───── EXTRACT PROVIDED
Further Details on the Oil Diagnostic

The Cooperation of Corporations

Arms, Oil, and a Lack of Government Transparency and Accountability

Signature Bonus Payments and Arms Procurement after the Collapse of the Lusaka Peace Accords in 1998

Arrests over Arms-for-Oil Deals in 1993-1994

Recent Arms Flows to the Angolan Government

Oil Mortgaging

Government Attempts to Limit Public Criticism Over the Use of Oil Revenues

Conclusion

Recent Arms Flows to the Angolan Government

Recent arms procurement by the Angolan government highlighted the importance of oil as collateral for arms purchases and the lack of transparency in government procurement. These events underscored the need for the Angolan government to disclose its use of oil revenues and military expenditures in order to facilitate proper accounting and effective scrutiny of the government's activities.
──────────
### WHAT THE TASK REQUIRES
Answer these questions about the text on oil and arms in Angola:
(a) In what year did the Lusaka Peace Accords collapse?
(b) In which years did the arrests over arms-for-oil deals take place?
(c) What two things did recent arms procurement by the Angolan government highlight?
───── THE DATA
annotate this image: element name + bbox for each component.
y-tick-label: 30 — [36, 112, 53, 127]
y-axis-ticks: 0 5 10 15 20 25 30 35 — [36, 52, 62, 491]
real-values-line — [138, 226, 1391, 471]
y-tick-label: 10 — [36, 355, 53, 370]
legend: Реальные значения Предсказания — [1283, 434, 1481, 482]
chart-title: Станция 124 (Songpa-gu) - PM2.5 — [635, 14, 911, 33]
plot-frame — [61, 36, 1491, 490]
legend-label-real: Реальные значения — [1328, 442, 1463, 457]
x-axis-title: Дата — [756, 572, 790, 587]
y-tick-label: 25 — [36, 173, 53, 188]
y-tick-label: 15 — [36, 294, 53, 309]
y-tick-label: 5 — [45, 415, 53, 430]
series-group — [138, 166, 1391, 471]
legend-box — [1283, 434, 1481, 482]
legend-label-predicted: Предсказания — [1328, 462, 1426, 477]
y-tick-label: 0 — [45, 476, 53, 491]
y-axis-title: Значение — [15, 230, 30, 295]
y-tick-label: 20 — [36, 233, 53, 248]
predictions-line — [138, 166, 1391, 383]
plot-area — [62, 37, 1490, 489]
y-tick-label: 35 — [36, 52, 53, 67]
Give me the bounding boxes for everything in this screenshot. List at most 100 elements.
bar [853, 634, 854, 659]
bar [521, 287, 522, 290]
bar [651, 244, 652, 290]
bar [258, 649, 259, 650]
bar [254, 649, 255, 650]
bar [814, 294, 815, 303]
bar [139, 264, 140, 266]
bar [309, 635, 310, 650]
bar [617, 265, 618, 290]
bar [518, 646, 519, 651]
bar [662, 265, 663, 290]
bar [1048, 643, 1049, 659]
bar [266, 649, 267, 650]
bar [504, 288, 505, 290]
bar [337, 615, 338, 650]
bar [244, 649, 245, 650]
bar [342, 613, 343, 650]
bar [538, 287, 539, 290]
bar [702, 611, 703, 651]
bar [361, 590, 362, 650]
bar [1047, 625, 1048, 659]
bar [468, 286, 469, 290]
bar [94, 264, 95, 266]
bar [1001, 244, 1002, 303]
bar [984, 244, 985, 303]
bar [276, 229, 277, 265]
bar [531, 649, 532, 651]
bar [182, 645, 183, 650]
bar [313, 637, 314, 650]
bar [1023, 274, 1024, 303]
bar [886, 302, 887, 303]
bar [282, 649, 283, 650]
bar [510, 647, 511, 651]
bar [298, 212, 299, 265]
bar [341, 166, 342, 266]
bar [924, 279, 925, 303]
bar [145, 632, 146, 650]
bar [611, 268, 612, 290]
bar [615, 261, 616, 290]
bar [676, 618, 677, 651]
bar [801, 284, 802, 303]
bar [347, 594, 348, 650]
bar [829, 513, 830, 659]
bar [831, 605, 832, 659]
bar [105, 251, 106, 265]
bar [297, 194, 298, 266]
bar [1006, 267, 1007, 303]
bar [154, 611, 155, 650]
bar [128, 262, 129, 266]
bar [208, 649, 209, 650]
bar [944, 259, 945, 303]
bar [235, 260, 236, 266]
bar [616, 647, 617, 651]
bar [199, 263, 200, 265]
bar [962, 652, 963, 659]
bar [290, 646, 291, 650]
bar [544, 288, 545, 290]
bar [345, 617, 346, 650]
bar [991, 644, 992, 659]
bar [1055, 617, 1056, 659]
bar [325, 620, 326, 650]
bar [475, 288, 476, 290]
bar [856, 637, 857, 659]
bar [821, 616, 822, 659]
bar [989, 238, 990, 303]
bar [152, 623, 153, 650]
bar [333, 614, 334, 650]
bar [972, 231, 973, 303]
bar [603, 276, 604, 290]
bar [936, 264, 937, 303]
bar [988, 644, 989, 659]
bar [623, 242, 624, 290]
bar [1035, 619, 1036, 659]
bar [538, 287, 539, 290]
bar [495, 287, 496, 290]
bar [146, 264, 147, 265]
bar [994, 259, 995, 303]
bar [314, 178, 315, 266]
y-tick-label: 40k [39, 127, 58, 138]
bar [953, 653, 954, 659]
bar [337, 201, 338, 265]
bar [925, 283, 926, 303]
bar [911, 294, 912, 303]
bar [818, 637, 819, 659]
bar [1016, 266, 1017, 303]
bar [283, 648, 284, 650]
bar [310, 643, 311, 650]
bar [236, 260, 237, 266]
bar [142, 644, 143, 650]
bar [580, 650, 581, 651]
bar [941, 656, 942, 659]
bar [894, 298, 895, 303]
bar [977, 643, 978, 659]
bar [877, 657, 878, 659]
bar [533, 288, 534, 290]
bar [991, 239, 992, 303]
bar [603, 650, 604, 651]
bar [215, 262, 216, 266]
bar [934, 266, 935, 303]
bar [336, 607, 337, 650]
──────────
### OUTPUT BELOW
(a) 1998
(b) 1993-1994
(c) The importance of oil as collateral for arms purchases and the lack of transparency in government procurement